Without the pictures, can you quote each line below exactly?

==== DATA SHOWN

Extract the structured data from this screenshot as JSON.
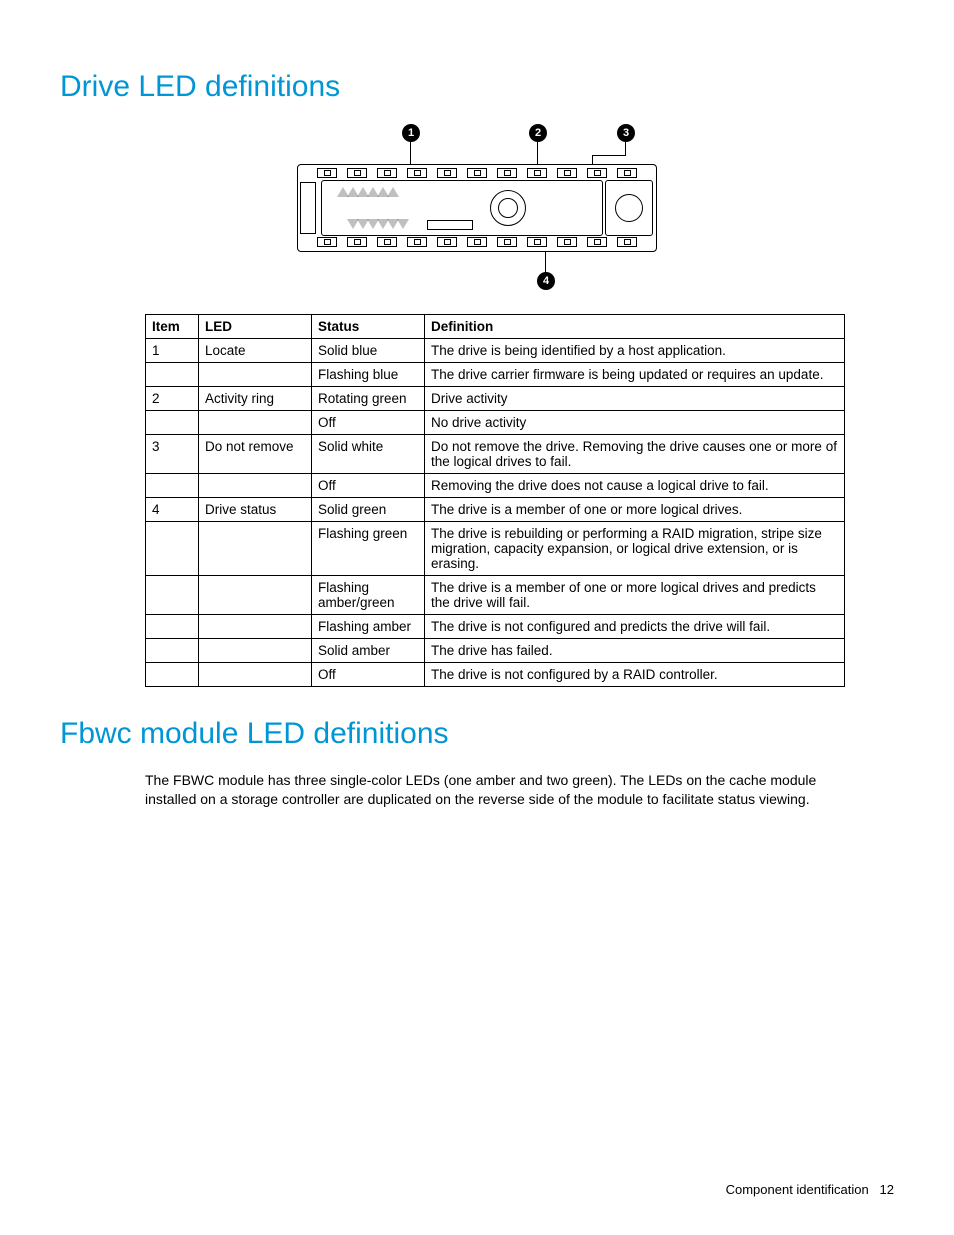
{
  "section1": {
    "title": "Drive LED definitions",
    "callouts": [
      "1",
      "2",
      "3",
      "4"
    ],
    "table": {
      "headers": [
        "Item",
        "LED",
        "Status",
        "Definition"
      ],
      "rows": [
        [
          "1",
          "Locate",
          "Solid blue",
          "The drive is being identified by a host application."
        ],
        [
          "",
          "",
          "Flashing blue",
          "The drive carrier firmware is being updated or requires an update."
        ],
        [
          "2",
          "Activity ring",
          "Rotating green",
          "Drive activity"
        ],
        [
          "",
          "",
          "Off",
          "No drive activity"
        ],
        [
          "3",
          "Do not remove",
          "Solid white",
          "Do not remove the drive. Removing the drive causes one or more of the logical drives to fail."
        ],
        [
          "",
          "",
          "Off",
          "Removing the drive does not cause a logical drive to fail."
        ],
        [
          "4",
          "Drive status",
          "Solid green",
          "The drive is a member of one or more logical drives."
        ],
        [
          "",
          "",
          "Flashing green",
          "The drive is rebuilding or performing a RAID migration, stripe size migration, capacity expansion, or logical drive extension, or is erasing."
        ],
        [
          "",
          "",
          "Flashing amber/green",
          "The drive is a member of one or more logical drives and predicts the drive will fail."
        ],
        [
          "",
          "",
          "Flashing amber",
          "The drive is not configured and predicts the drive will fail."
        ],
        [
          "",
          "",
          "Solid amber",
          "The drive has failed."
        ],
        [
          "",
          "",
          "Off",
          "The drive is not configured by a RAID controller."
        ]
      ]
    }
  },
  "section2": {
    "title": "Fbwc module LED definitions",
    "paragraph": "The FBWC module has three single-color LEDs (one amber and two green). The LEDs on the cache module installed on a storage controller are duplicated on the reverse side of the module to facilitate status viewing."
  },
  "footer": {
    "section": "Component identification",
    "page": "12"
  }
}
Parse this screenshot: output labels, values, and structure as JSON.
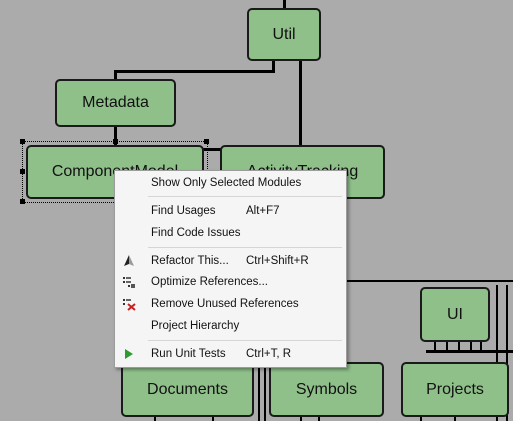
{
  "diagram": {
    "modules": {
      "util": "Util",
      "metadata": "Metadata",
      "component_model": "ComponentModel",
      "activity_tracking": "ActivityTracking",
      "ui": "UI",
      "documents": "Documents",
      "symbols": "Symbols",
      "projects": "Projects"
    }
  },
  "context_menu": {
    "items": [
      {
        "label": "Show Only Selected Modules",
        "shortcut": "",
        "icon": ""
      },
      {
        "label": "Find Usages",
        "shortcut": "Alt+F7",
        "icon": ""
      },
      {
        "label": "Find Code Issues",
        "shortcut": "",
        "icon": ""
      },
      {
        "label": "Refactor This...",
        "shortcut": "Ctrl+Shift+R",
        "icon": "refactor-icon"
      },
      {
        "label": "Optimize References...",
        "shortcut": "",
        "icon": "optimize-references-icon"
      },
      {
        "label": "Remove Unused References",
        "shortcut": "",
        "icon": "remove-references-icon"
      },
      {
        "label": "Project Hierarchy",
        "shortcut": "",
        "icon": ""
      },
      {
        "label": "Run Unit Tests",
        "shortcut": "Ctrl+T, R",
        "icon": "run-tests-icon"
      }
    ]
  },
  "colors": {
    "background": "#ababab",
    "node_fill": "#8fc08a",
    "node_border": "#1a1a1a",
    "menu_background": "#f5f5f5",
    "run_icon": "#2e9b2e"
  }
}
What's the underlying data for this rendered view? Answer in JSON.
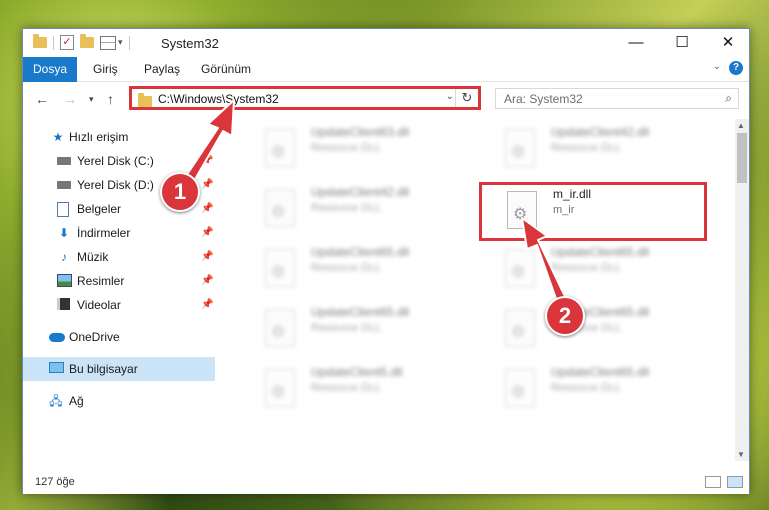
{
  "titlebar": {
    "title": "System32",
    "minimize": "—",
    "maximize": "☐",
    "close": "✕"
  },
  "ribbon": {
    "tabs": [
      "Dosya",
      "Giriş",
      "Paylaş",
      "Görünüm"
    ],
    "help": "?"
  },
  "address": {
    "path": "C:\\Windows\\System32",
    "search_placeholder": "Ara: System32"
  },
  "sidebar": {
    "items": [
      {
        "label": "Hızlı erişim",
        "icon": "star-icon"
      },
      {
        "label": "Yerel Disk (C:)",
        "icon": "drive-icon",
        "pinned": true
      },
      {
        "label": "Yerel Disk (D:)",
        "icon": "drive-icon",
        "pinned": true
      },
      {
        "label": "Belgeler",
        "icon": "document-icon",
        "pinned": true
      },
      {
        "label": "İndirmeler",
        "icon": "download-icon",
        "pinned": true
      },
      {
        "label": "Müzik",
        "icon": "music-icon",
        "pinned": true
      },
      {
        "label": "Resimler",
        "icon": "pictures-icon",
        "pinned": true
      },
      {
        "label": "Videolar",
        "icon": "videos-icon",
        "pinned": true
      },
      {
        "label": "OneDrive",
        "icon": "onedrive-icon"
      },
      {
        "label": "Bu bilgisayar",
        "icon": "this-pc-icon",
        "selected": true
      },
      {
        "label": "Ağ",
        "icon": "network-icon"
      }
    ]
  },
  "files": {
    "left": [
      {
        "name": "UpdateClient63.dll",
        "desc": "Resource DLL"
      },
      {
        "name": "UpdateClient42.dll",
        "desc": "Resource DLL"
      },
      {
        "name": "UpdateClient65.dll",
        "desc": "Resource DLL"
      },
      {
        "name": "UpdateClient65.dll",
        "desc": "Resource DLL"
      },
      {
        "name": "UpdateClient5.dll",
        "desc": "Resource DLL"
      }
    ],
    "right": [
      {
        "name": "UpdateClient42.dll",
        "desc": "Resource DLL"
      },
      {
        "name": "m_ir.dll",
        "desc": "m_ir"
      },
      {
        "name": "UpdateClient65.dll",
        "desc": "Resource DLL"
      },
      {
        "name": "UpdateClient65.dll",
        "desc": "Resource DLL"
      },
      {
        "name": "UpdateClient65.dll",
        "desc": "Resource DLL"
      }
    ]
  },
  "status": {
    "count": "127 öğe"
  },
  "annotations": {
    "step1": "1",
    "step2": "2",
    "color": "#d9353a"
  }
}
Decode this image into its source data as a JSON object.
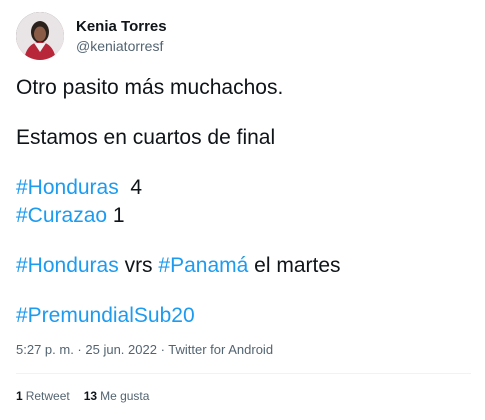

========

_THE COMPLETED TASK_.
Extract the structured data from this screenshot as JSON.
{
  "section1": {
    "title": "Drive LED definitions",
    "callouts": [
      "1",
      "2",
      "3",
      "4"
    ],
    "table": {
      "headers": [
        "Item",
        "LED",
        "Status",
        "Definition"
      ],
      "rows": [
        [
          "1",
          "Locate",
          "Solid blue",
          "The drive is being identified by a host application."
        ],
        [
          "",
          "",
          "Flashing blue",
          "The drive carrier firmware is being updated or requires an update."
        ],
        [
          "2",
          "Activity ring",
          "Rotating green",
          "Drive activity"
        ],
        [
          "",
          "",
          "Off",
          "No drive activity"
        ],
        [
          "3",
          "Do not remove",
          "Solid white",
          "Do not remove the drive. Removing the drive causes one or more of the logical drives to fail."
        ],
        [
          "",
          "",
          "Off",
          "Removing the drive does not cause a logical drive to fail."
        ],
        [
          "4",
          "Drive status",
          "Solid green",
          "The drive is a member of one or more logical drives."
        ],
        [
          "",
          "",
          "Flashing green",
          "The drive is rebuilding or performing a RAID migration, stripe size migration, capacity expansion, or logical drive extension, or is erasing."
        ],
        [
          "",
          "",
          "Flashing amber/green",
          "The drive is a member of one or more logical drives and predicts the drive will fail."
        ],
        [
          "",
          "",
          "Flashing amber",
          "The drive is not configured and predicts the drive will fail."
        ],
        [
          "",
          "",
          "Solid amber",
          "The drive has failed."
        ],
        [
          "",
          "",
          "Off",
          "The drive is not configured by a RAID controller."
        ]
      ]
    }
  },
  "section2": {
    "title": "Fbwc module LED definitions",
    "paragraph": "The FBWC module has three single-color LEDs (one amber and two green). The LEDs on the cache module installed on a storage controller are duplicated on the reverse side of the module to facilitate status viewing."
  },
  "footer": {
    "section": "Component identification",
    "page": "12"
  }
}
Parse this screenshot: output labels, values, and structure as JSON.
{
  "diagram": {
    "modules": {
      "util": "Util",
      "metadata": "Metadata",
      "component_model": "ComponentModel",
      "activity_tracking": "ActivityTracking",
      "ui": "UI",
      "documents": "Documents",
      "symbols": "Symbols",
      "projects": "Projects"
    }
  },
  "context_menu": {
    "items": [
      {
        "label": "Show Only Selected Modules",
        "shortcut": "",
        "icon": ""
      },
      {
        "label": "Find Usages",
        "shortcut": "Alt+F7",
        "icon": ""
      },
      {
        "label": "Find Code Issues",
        "shortcut": "",
        "icon": ""
      },
      {
        "label": "Refactor This...",
        "shortcut": "Ctrl+Shift+R",
        "icon": "refactor-icon"
      },
      {
        "label": "Optimize References...",
        "shortcut": "",
        "icon": "optimize-references-icon"
      },
      {
        "label": "Remove Unused References",
        "shortcut": "",
        "icon": "remove-references-icon"
      },
      {
        "label": "Project Hierarchy",
        "shortcut": "",
        "icon": ""
      },
      {
        "label": "Run Unit Tests",
        "shortcut": "Ctrl+T, R",
        "icon": "run-tests-icon"
      }
    ]
  },
  "colors": {
    "background": "#ababab",
    "node_fill": "#8fc08a",
    "node_border": "#1a1a1a",
    "menu_background": "#f5f5f5",
    "run_icon": "#2e9b2e"
  }
}
What's the underlying data for this rendered view? Answer in JSON.
{
  "titlebar": {
    "title": "System32",
    "minimize": "—",
    "maximize": "☐",
    "close": "✕"
  },
  "ribbon": {
    "tabs": [
      "Dosya",
      "Giriş",
      "Paylaş",
      "Görünüm"
    ],
    "help": "?"
  },
  "address": {
    "path": "C:\\Windows\\System32",
    "search_placeholder": "Ara: System32"
  },
  "sidebar": {
    "items": [
      {
        "label": "Hızlı erişim",
        "icon": "star-icon"
      },
      {
        "label": "Yerel Disk (C:)",
        "icon": "drive-icon",
        "pinned": true
      },
      {
        "label": "Yerel Disk (D:)",
        "icon": "drive-icon",
        "pinned": true
      },
      {
        "label": "Belgeler",
        "icon": "document-icon",
        "pinned": true
      },
      {
        "label": "İndirmeler",
        "icon": "download-icon",
        "pinned": true
      },
      {
        "label": "Müzik",
        "icon": "music-icon",
        "pinned": true
      },
      {
        "label": "Resimler",
        "icon": "pictures-icon",
        "pinned": true
      },
      {
        "label": "Videolar",
        "icon": "videos-icon",
        "pinned": true
      },
      {
        "label": "OneDrive",
        "icon": "onedrive-icon"
      },
      {
        "label": "Bu bilgisayar",
        "icon": "this-pc-icon",
        "selected": true
      },
      {
        "label": "Ağ",
        "icon": "network-icon"
      }
    ]
  },
  "files": {
    "left": [
      {
        "name": "UpdateClient63.dll",
        "desc": "Resource DLL"
      },
      {
        "name": "UpdateClient42.dll",
        "desc": "Resource DLL"
      },
      {
        "name": "UpdateClient65.dll",
        "desc": "Resource DLL"
      },
      {
        "name": "UpdateClient65.dll",
        "desc": "Resource DLL"
      },
      {
        "name": "UpdateClient5.dll",
        "desc": "Resource DLL"
      }
    ],
    "right": [
      {
        "name": "UpdateClient42.dll",
        "desc": "Resource DLL"
      },
      {
        "name": "m_ir.dll",
        "desc": "m_ir"
      },
      {
        "name": "UpdateClient65.dll",
        "desc": "Resource DLL"
      },
      {
        "name": "UpdateClient65.dll",
        "desc": "Resource DLL"
      },
      {
        "name": "UpdateClient65.dll",
        "desc": "Resource DLL"
      }
    ]
  },
  "status": {
    "count": "127 öğe"
  },
  "annotations": {
    "step1": "1",
    "step2": "2",
    "color": "#d9353a"
  }
}
Decode this image into its source data as a JSON object.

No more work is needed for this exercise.